= EXERCISE REQUIREMENTS =
Leave out the pictures and repeat everything else in the records exactly.

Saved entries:
◆ ◆ ◆ ◆ ◆ ◆ ◆
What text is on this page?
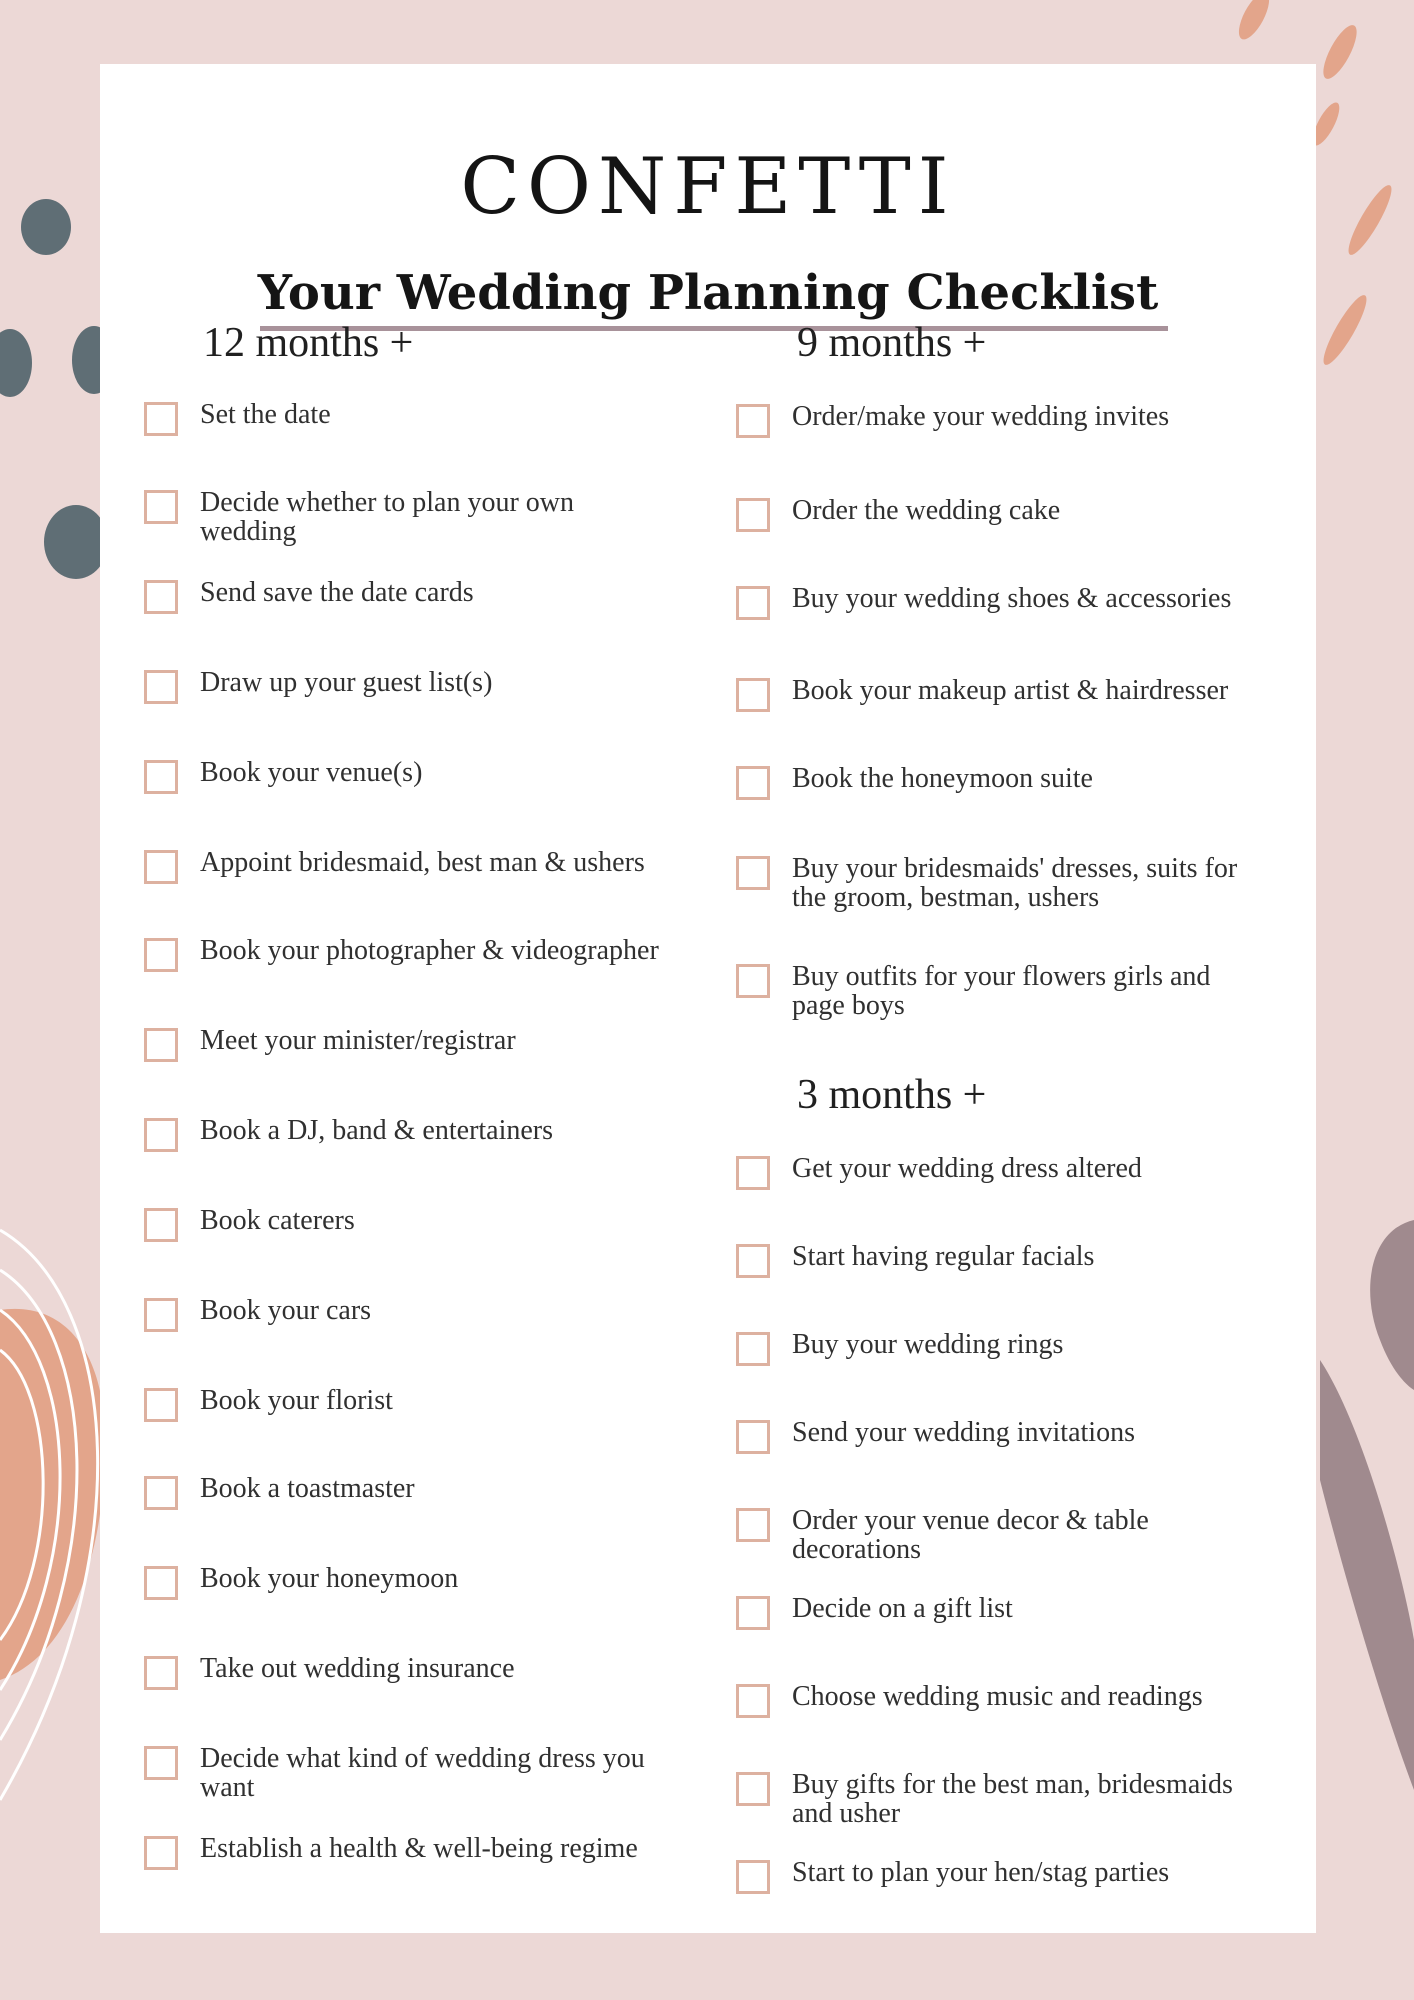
CONFETTI
Your Wedding Planning Checklist
12 months +
Set the date
Decide whether to plan your own wedding
Send save the date cards
Draw up your guest list(s)
Book your venue(s)
Appoint bridesmaid, best man & ushers
Book your photographer & videographer
Meet your minister/registrar
Book a DJ, band & entertainers
Book caterers
Book your cars
Book your florist
Book a toastmaster
Book your honeymoon
Take out wedding insurance
Decide what kind of wedding dress you want
Establish a health & well-being regime
9 months +
Order/make your wedding invites
Order the wedding cake
Buy your wedding shoes & accessories
Book your makeup artist & hairdresser
Book the honeymoon suite
Buy your bridesmaids' dresses, suits for the groom, bestman, ushers
Buy outfits for your flowers girls and page boys
3 months +
Get your wedding dress altered
Start having regular facials
Buy your wedding rings
Send your wedding invitations
Order your venue decor & table decorations
Decide on a gift list
Choose wedding music and readings
Buy gifts for the best man, bridesmaids and usher
Start to plan your hen/stag parties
◆ ◆ ◆ ◆ ◆ ◆ ◆
= SOLVED PROBLEM =
What text is on this page?
CONFETTI
Your Wedding Planning Checklist
12 months +
Set the date
Decide whether to plan your own wedding
Send save the date cards
Draw up your guest list(s)
Book your venue(s)
Appoint bridesmaid, best man & ushers
Book your photographer & videographer
Meet your minister/registrar
Book a DJ, band & entertainers
Book caterers
Book your cars
Book your florist
Book a toastmaster
Book your honeymoon
Take out wedding insurance
Decide what kind of wedding dress you want
Establish a health & well-being regime
9 months +
Order/make your wedding invites
Order the wedding cake
Buy your wedding shoes & accessories
Book your makeup artist & hairdresser
Book the honeymoon suite
Buy your bridesmaids' dresses, suits for the groom, bestman, ushers
Buy outfits for your flowers girls and page boys
3 months +
Get your wedding dress altered
Start having regular facials
Buy your wedding rings
Send your wedding invitations
Order your venue decor & table decorations
Decide on a gift list
Choose wedding music and readings
Buy gifts for the best man, bridesmaids and usher
Start to plan your hen/stag parties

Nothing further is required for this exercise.